## Passage fourni

:::::

Ce que je veux montrer, c’est cette immensité d’embarras au milieu desquels M. Thiers avait à se débattre pendant ces funestes semaines, entre le 20 mars et le commencement de mai. Plus d’une fois, au plus fort de ses anxiétés, on lui signalait, même publiquement, même dans des séances de l’assemblée, les mouvemens allemands, et il répondait : « Non ! non ! » Il savait bien à quoi s’en tenir, il sentait aussi le danger d’insister sur ce qu’il ne pouvait empêcher. Des paroles imprudentes, des indiscrétions qu’on se permettait, se tournaient en tortures pour lui. D’autres fois il se laissait aller lui-même à des impatiences de discussion, et on ne savait pas que ces vivacités répondaient à quelque complication intime, peut-être même à de sourdes hostilités qui venaient ajouter à ses peines et à ses amertumes. Paris, la province, la commission des quinze, M. de Bismarck, l’ennemi menaçant ou les amis impatiens, M. Thiers avait affaire à tout cela successivement ou à la fois, et c’est à travers toutes ces difficultés, au prix d’incessans efforts, qu’il arrivait à débrouiller le chaos, à refaire une armée qui s’élevait par degrés à 50,000, à 80,000, puis au-delà de 100,000 hommes, qui reprenait peu à peu une certaine cohésion au feu de l’action. Des soldats et du matériel, il fallait tout retrouver.

:::::

## Informations fournies
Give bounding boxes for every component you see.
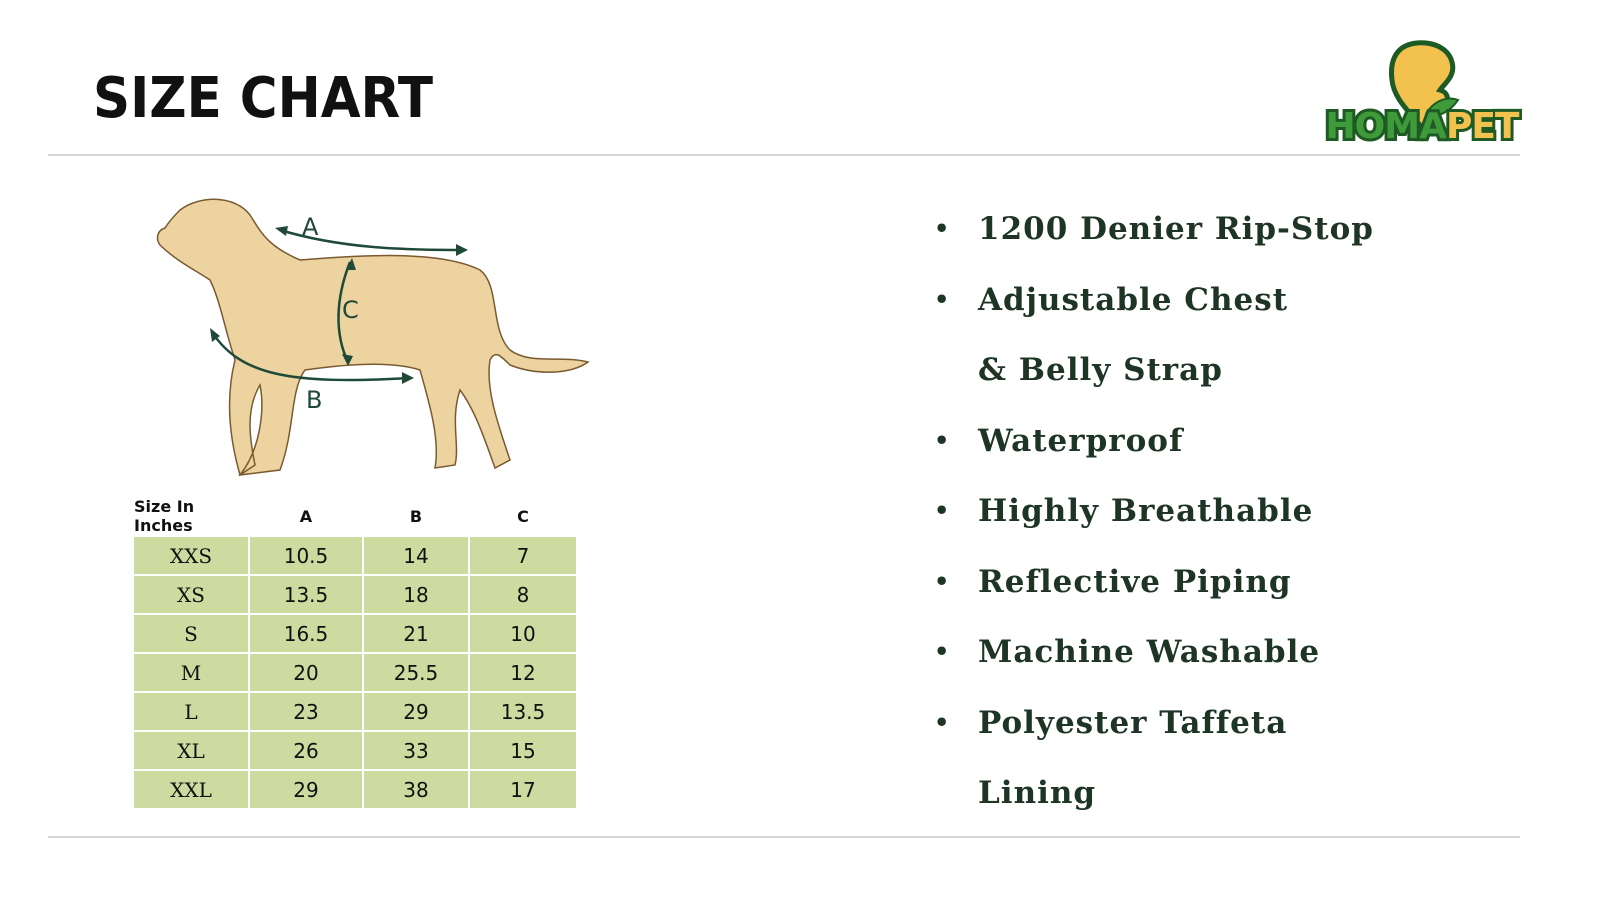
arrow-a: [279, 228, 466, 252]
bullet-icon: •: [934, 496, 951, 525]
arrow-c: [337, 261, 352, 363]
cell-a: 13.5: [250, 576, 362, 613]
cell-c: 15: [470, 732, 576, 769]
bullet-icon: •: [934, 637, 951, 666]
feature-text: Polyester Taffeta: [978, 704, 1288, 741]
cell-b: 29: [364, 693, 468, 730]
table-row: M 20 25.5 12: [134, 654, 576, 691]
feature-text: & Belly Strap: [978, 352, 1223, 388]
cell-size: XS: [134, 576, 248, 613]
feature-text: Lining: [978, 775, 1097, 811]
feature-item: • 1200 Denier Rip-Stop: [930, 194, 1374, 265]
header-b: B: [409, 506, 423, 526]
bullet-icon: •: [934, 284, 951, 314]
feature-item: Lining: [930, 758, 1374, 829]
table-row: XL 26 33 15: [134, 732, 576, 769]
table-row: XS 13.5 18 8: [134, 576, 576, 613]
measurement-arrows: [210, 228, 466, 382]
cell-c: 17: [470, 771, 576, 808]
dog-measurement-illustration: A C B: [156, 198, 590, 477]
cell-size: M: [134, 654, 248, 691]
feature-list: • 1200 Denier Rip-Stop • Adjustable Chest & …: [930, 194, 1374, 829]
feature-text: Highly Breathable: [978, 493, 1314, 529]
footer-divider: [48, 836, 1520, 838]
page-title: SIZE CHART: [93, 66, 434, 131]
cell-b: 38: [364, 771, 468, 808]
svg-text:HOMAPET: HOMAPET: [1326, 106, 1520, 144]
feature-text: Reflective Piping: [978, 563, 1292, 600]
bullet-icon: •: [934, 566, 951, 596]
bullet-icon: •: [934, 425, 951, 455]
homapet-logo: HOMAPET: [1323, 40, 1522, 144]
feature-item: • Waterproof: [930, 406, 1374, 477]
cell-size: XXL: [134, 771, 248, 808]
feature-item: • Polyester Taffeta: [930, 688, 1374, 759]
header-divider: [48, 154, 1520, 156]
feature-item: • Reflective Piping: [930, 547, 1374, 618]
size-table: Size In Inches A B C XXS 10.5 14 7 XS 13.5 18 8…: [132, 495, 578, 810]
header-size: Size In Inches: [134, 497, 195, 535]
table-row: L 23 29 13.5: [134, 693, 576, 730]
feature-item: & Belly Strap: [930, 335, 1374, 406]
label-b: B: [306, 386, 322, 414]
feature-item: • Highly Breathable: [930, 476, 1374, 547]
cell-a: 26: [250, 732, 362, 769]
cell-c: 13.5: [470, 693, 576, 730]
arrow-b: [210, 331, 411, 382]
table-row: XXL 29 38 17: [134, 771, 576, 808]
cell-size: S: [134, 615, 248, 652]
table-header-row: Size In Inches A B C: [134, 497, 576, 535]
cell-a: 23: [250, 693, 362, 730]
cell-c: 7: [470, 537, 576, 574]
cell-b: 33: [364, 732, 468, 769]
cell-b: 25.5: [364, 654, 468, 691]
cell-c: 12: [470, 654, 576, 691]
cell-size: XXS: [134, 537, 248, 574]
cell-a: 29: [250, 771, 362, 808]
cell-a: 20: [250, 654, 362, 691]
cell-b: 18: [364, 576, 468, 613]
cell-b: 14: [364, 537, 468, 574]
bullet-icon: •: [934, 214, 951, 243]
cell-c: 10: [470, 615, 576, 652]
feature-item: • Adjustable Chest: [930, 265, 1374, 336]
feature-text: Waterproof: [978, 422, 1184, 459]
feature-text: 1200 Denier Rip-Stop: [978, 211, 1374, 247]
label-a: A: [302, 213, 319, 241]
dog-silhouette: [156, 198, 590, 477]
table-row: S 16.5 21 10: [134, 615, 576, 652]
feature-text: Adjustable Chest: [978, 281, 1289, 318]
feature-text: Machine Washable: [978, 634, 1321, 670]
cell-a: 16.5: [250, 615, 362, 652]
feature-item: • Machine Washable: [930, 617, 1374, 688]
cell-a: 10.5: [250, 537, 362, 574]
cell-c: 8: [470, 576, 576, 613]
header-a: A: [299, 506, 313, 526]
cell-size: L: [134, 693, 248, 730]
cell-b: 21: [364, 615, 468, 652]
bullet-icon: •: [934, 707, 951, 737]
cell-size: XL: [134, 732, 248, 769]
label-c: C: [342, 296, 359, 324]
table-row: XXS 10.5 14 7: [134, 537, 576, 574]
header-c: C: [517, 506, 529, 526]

:::::

## Exercice
Pouvez-vous redonner en entier, sans y changer un mot, le passage sur les embarras de M. Thiers ? Les enregistrements n'interviennent en rien dans ce travail.

## Réponse finale
Ce que je veux montrer, c’est cette immensité d’embarras au milieu desquels M. Thiers avait à se débattre pendant ces funestes semaines, entre le 20 mars et le commencement de mai. Plus d’une fois, au plus fort de ses anxiétés, on lui signalait, même publiquement, même dans des séances de l’assemblée, les mouvemens allemands, et il répondait : « Non ! non ! » Il savait bien à quoi s’en tenir, il sentait aussi le danger d’insister sur ce qu’il ne pouvait empêcher. Des paroles imprudentes, des indiscrétions qu’on se permettait, se tournaient en tortures pour lui. D’autres fois il se laissait aller lui-même à des impatiences de discussion, et on ne savait pas que ces vivacités répondaient à quelque complication intime, peut-être même à de sourdes hostilités qui venaient ajouter à ses peines et à ses amertumes. Paris, la province, la commission des quinze, M. de Bismarck, l’ennemi menaçant ou les amis impatiens, M. Thiers avait affaire à tout cela successivement ou à la fois, et c’est à travers toutes ces difficultés, au prix d’incessans efforts, qu’il arrivait à débrouiller le chaos, à refaire une armée qui s’élevait par degrés à 50,000, à 80,000, puis au-delà de 100,000 hommes, qui reprenait peu à peu une certaine cohésion au feu de l’action. Des soldats et du matériel, il fallait tout retrouver.